**Problem:**
Search the lines of the records for the word "much", and copy every line that has it.

**Available data:**
——————————

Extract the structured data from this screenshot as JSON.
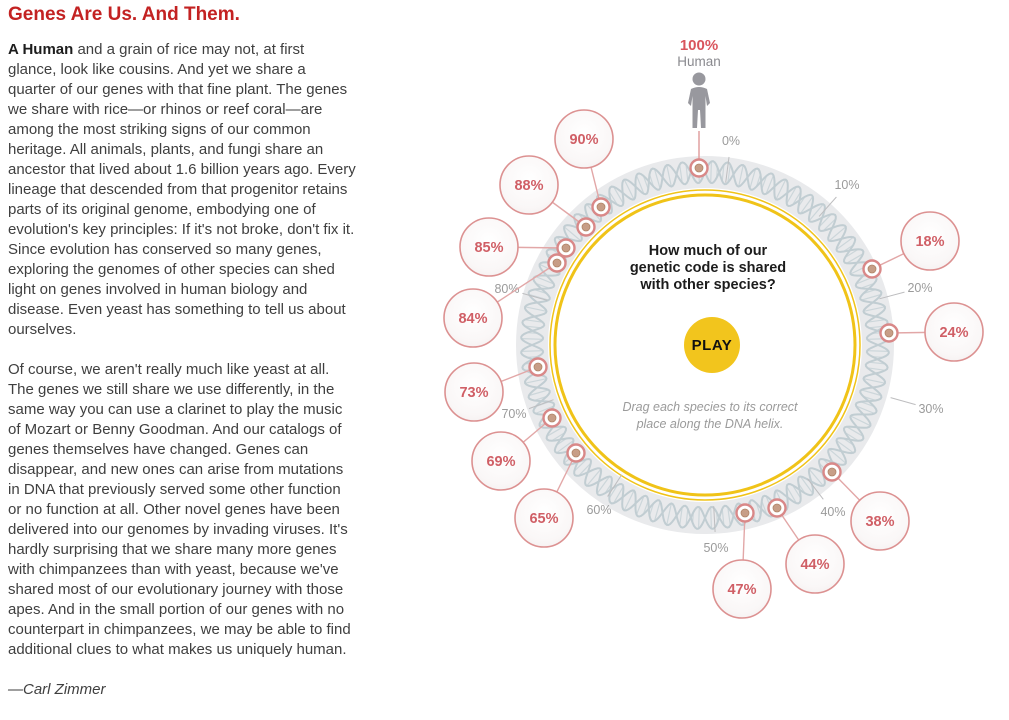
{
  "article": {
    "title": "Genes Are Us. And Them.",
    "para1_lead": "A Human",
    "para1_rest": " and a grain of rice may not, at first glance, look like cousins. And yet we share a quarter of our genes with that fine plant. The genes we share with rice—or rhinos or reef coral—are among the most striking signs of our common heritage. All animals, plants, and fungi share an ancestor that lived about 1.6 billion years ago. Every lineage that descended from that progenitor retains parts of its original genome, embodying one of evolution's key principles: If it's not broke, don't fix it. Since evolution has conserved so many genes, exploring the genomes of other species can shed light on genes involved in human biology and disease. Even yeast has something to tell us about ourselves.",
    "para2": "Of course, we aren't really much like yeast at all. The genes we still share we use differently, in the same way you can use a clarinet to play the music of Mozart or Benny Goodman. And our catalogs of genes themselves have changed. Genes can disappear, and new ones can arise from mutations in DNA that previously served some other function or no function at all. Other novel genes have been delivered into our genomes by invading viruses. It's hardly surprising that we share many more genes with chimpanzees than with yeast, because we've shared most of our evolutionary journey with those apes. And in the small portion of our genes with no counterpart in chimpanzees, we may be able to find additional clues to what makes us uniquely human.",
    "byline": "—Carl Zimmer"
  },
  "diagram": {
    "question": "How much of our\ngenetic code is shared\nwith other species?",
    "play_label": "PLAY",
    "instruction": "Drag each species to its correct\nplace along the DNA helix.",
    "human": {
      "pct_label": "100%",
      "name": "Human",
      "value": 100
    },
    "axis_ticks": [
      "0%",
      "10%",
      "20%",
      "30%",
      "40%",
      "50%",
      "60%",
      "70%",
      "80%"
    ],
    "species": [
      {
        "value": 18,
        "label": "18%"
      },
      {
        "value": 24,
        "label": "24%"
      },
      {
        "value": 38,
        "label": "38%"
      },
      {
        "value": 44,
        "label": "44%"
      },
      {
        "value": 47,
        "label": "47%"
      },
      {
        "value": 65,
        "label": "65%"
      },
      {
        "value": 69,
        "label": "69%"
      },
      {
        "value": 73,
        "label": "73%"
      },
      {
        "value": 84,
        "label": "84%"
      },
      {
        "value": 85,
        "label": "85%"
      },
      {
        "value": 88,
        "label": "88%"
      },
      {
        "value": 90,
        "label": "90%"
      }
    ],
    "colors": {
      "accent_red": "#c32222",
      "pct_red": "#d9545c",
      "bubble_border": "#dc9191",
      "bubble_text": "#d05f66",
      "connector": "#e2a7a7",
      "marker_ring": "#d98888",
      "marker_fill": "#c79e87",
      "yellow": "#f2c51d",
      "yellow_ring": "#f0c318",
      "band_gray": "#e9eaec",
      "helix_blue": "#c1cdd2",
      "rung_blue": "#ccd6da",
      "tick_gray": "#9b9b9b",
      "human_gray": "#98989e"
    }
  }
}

——————————

**Response area:**
    "para2": "Of course, we aren't really much like yeast at all. The genes we still share we use differently, in the same way you can use a clarinet to play the music of Mozart or Benny Goodman. And our catalogs of genes themselves have changed. Genes can disappear, and new ones can arise from mutations in DNA that previously served some other function or no function at all. Other novel genes have been delivered into our genomes by invading viruses. It's hardly surprising that we share many more genes with chimpanzees than with yeast, because we've shared most of our evolutionary journey with those apes. And in the small portion of our genes with no counterpart in chimpanzees, we may be able to find additional clues to what makes us uniquely human.",
    "question": "How much of our\ngenetic code is shared\nwith other species?",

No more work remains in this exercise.